** WHAT YOU ARE ASKED TO DO **
Copy the records from their first line through the line that contains "table-cell-acc: 85.0%: [559, 422, 600, 437]", swapping "series-marker" for "data-marker" wherever it occurs and leaving everything else unchanged.

** Start DATA SECTION **

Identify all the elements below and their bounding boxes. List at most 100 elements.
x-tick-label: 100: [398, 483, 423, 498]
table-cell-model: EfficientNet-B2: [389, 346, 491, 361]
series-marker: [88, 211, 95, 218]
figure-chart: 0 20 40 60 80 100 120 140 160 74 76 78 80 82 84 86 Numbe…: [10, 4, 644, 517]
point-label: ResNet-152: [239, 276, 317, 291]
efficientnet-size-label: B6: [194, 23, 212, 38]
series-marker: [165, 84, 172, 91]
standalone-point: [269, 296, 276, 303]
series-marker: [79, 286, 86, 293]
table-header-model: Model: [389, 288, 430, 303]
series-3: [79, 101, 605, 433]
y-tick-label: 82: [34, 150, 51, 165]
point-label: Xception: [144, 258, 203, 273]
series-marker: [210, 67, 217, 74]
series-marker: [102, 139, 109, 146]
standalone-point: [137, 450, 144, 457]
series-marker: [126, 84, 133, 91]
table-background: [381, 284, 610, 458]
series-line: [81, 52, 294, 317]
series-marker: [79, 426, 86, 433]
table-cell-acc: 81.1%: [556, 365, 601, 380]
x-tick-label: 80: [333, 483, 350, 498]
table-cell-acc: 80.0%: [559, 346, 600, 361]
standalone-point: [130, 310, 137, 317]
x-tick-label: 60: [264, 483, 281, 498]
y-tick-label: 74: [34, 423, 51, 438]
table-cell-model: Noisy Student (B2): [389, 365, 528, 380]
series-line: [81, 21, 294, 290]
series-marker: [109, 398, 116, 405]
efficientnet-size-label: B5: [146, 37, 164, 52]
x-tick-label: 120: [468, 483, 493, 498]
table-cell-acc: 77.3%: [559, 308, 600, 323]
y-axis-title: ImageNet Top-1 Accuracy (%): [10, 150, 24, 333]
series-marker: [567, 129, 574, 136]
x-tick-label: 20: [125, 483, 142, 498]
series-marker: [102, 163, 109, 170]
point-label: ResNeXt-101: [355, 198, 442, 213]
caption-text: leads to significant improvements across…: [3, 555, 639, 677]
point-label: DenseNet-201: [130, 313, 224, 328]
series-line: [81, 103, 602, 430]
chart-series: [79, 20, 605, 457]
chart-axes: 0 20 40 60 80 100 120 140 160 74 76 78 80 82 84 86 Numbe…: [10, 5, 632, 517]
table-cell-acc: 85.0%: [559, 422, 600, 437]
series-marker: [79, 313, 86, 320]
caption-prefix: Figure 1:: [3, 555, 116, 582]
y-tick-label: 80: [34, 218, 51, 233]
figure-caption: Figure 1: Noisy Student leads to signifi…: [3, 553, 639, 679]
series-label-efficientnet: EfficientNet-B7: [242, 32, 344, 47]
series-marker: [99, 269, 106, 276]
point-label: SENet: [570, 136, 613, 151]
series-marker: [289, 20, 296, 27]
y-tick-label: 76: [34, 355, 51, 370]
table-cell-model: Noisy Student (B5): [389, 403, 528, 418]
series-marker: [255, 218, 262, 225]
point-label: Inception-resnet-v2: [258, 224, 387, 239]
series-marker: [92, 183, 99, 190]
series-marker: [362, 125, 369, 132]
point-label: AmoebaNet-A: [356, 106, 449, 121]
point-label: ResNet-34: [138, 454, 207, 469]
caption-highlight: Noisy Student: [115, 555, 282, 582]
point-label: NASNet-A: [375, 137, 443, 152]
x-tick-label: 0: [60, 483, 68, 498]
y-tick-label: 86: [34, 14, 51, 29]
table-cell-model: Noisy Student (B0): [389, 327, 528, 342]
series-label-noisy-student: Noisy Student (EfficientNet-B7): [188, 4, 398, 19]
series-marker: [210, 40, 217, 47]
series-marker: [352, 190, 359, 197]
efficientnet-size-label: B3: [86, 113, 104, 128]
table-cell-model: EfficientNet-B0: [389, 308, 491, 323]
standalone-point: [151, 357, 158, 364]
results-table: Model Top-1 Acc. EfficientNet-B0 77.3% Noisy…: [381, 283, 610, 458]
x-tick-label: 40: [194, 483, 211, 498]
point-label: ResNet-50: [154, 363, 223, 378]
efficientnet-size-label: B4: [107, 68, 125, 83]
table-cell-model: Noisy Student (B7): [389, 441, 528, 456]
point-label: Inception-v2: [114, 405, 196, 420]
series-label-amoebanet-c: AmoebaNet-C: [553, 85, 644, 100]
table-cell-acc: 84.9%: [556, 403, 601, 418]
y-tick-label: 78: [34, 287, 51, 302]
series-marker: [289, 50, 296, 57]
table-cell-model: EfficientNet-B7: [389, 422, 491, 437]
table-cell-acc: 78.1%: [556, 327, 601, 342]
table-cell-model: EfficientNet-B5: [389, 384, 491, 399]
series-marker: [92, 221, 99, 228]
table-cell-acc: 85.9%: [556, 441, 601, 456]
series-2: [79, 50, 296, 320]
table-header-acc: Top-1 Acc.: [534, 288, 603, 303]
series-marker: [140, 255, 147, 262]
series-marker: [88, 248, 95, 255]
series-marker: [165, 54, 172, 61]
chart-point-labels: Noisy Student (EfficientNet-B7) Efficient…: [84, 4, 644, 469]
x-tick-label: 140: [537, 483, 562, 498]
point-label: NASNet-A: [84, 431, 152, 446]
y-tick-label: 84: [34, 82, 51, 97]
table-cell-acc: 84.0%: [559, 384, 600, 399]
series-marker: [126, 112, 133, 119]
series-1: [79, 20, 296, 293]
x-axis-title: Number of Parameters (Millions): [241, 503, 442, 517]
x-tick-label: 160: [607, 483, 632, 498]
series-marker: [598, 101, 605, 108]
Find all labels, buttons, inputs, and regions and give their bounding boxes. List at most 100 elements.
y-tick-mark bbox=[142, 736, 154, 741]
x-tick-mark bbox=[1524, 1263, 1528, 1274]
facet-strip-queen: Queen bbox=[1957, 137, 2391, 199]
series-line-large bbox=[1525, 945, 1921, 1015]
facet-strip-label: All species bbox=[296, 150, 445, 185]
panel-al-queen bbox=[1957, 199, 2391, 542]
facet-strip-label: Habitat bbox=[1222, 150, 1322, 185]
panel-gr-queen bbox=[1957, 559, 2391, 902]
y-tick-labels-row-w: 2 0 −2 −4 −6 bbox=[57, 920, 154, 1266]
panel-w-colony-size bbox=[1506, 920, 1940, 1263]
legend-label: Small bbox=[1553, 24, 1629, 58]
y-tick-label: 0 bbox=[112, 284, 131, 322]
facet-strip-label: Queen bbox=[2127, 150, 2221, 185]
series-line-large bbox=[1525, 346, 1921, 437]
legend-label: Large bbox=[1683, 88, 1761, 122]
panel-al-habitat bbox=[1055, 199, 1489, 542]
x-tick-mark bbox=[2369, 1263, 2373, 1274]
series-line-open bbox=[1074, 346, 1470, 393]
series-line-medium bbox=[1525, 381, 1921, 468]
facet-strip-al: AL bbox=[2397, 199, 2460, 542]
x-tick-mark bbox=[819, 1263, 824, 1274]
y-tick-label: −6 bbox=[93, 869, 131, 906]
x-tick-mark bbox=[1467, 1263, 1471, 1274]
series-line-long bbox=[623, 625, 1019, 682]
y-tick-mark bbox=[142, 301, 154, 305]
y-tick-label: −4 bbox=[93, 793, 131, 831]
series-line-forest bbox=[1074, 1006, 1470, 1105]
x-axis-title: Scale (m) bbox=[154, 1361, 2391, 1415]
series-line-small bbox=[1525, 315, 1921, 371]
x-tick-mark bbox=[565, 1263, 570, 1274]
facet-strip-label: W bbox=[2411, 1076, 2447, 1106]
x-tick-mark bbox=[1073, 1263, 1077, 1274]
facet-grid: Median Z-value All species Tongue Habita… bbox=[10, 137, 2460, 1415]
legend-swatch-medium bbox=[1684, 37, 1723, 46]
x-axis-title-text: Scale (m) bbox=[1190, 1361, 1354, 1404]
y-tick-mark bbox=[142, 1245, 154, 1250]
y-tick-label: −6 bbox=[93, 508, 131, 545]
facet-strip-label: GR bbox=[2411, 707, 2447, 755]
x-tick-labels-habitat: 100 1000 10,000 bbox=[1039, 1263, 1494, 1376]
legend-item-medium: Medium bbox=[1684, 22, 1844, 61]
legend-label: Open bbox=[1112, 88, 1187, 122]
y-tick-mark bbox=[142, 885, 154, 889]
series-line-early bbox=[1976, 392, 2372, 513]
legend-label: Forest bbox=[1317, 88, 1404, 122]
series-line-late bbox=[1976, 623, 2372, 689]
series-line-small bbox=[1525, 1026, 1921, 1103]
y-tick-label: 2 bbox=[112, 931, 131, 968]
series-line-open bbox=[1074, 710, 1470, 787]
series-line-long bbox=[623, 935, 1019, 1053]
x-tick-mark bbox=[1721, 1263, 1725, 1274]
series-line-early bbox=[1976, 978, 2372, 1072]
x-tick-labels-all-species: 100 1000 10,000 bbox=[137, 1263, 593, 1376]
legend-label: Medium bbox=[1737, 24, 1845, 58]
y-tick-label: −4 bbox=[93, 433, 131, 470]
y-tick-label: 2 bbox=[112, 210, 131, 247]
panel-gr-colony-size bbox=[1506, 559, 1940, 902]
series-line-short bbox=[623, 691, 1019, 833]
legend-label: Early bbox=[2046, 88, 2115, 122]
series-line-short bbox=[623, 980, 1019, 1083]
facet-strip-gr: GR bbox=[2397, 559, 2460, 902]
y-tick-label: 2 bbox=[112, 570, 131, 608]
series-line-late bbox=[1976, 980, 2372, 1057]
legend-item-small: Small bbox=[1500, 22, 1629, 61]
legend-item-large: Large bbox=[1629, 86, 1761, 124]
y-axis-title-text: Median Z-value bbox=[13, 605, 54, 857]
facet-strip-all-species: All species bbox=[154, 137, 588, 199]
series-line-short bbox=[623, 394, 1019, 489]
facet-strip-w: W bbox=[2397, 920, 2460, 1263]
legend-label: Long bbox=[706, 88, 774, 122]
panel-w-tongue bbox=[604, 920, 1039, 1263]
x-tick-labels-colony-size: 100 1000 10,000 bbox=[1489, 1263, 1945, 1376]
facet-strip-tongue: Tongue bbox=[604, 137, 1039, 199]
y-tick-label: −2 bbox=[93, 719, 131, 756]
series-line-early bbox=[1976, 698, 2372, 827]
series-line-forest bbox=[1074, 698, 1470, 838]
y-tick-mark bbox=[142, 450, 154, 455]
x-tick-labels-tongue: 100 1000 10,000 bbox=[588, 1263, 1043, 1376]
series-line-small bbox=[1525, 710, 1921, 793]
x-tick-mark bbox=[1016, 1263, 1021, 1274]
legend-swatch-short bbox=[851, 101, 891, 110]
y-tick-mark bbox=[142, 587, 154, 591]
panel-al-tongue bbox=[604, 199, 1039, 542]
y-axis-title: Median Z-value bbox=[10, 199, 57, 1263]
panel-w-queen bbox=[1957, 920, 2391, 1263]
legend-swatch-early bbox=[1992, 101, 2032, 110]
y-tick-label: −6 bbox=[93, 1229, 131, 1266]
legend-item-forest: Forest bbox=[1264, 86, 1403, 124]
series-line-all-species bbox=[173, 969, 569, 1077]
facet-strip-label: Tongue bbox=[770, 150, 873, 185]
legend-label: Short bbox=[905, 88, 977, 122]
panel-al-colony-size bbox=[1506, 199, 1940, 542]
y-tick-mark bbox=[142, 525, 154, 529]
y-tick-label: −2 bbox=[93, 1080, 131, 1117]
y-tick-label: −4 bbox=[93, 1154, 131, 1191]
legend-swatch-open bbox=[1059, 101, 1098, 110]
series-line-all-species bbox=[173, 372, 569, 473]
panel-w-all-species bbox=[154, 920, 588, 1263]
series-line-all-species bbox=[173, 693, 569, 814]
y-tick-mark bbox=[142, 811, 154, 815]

** End DATA SECTION **

** SOLUTION **
Identify all the elements below and their bounding boxes. List at most 100 elements.
x-tick-label: 100: [398, 483, 423, 498]
table-cell-model: EfficientNet-B2: [389, 346, 491, 361]
data-marker: [88, 211, 95, 218]
figure-chart: 0 20 40 60 80 100 120 140 160 74 76 78 80 82 84 86 Numbe…: [10, 4, 644, 517]
point-label: ResNet-152: [239, 276, 317, 291]
efficientnet-size-label: B6: [194, 23, 212, 38]
data-marker: [165, 84, 172, 91]
standalone-point: [269, 296, 276, 303]
data-marker: [79, 286, 86, 293]
table-header-model: Model: [389, 288, 430, 303]
series-3: [79, 101, 605, 433]
y-tick-label: 82: [34, 150, 51, 165]
point-label: Xception: [144, 258, 203, 273]
data-marker: [210, 67, 217, 74]
data-marker: [102, 139, 109, 146]
standalone-point: [137, 450, 144, 457]
data-marker: [126, 84, 133, 91]
table-background: [381, 284, 610, 458]
series-line: [81, 52, 294, 317]
data-marker: [79, 426, 86, 433]
table-cell-acc: 81.1%: [556, 365, 601, 380]
x-tick-label: 80: [333, 483, 350, 498]
table-cell-acc: 80.0%: [559, 346, 600, 361]
standalone-point: [130, 310, 137, 317]
x-tick-label: 60: [264, 483, 281, 498]
y-tick-label: 74: [34, 423, 51, 438]
table-cell-model: Noisy Student (B2): [389, 365, 528, 380]
series-line: [81, 21, 294, 290]
data-marker: [109, 398, 116, 405]
efficientnet-size-label: B5: [146, 37, 164, 52]
x-tick-label: 120: [468, 483, 493, 498]
table-cell-acc: 77.3%: [559, 308, 600, 323]
y-axis-title: ImageNet Top-1 Accuracy (%): [10, 150, 24, 333]
data-marker: [567, 129, 574, 136]
x-tick-label: 20: [125, 483, 142, 498]
data-marker: [102, 163, 109, 170]
point-label: ResNeXt-101: [355, 198, 442, 213]
caption-text: leads to significant improvements across…: [3, 555, 639, 677]
point-label: DenseNet-201: [130, 313, 224, 328]
series-line: [81, 103, 602, 430]
chart-series: [79, 20, 605, 457]
chart-axes: 0 20 40 60 80 100 120 140 160 74 76 78 80 82 84 86 Numbe…: [10, 5, 632, 517]
table-cell-acc: 85.0%: [559, 422, 600, 437]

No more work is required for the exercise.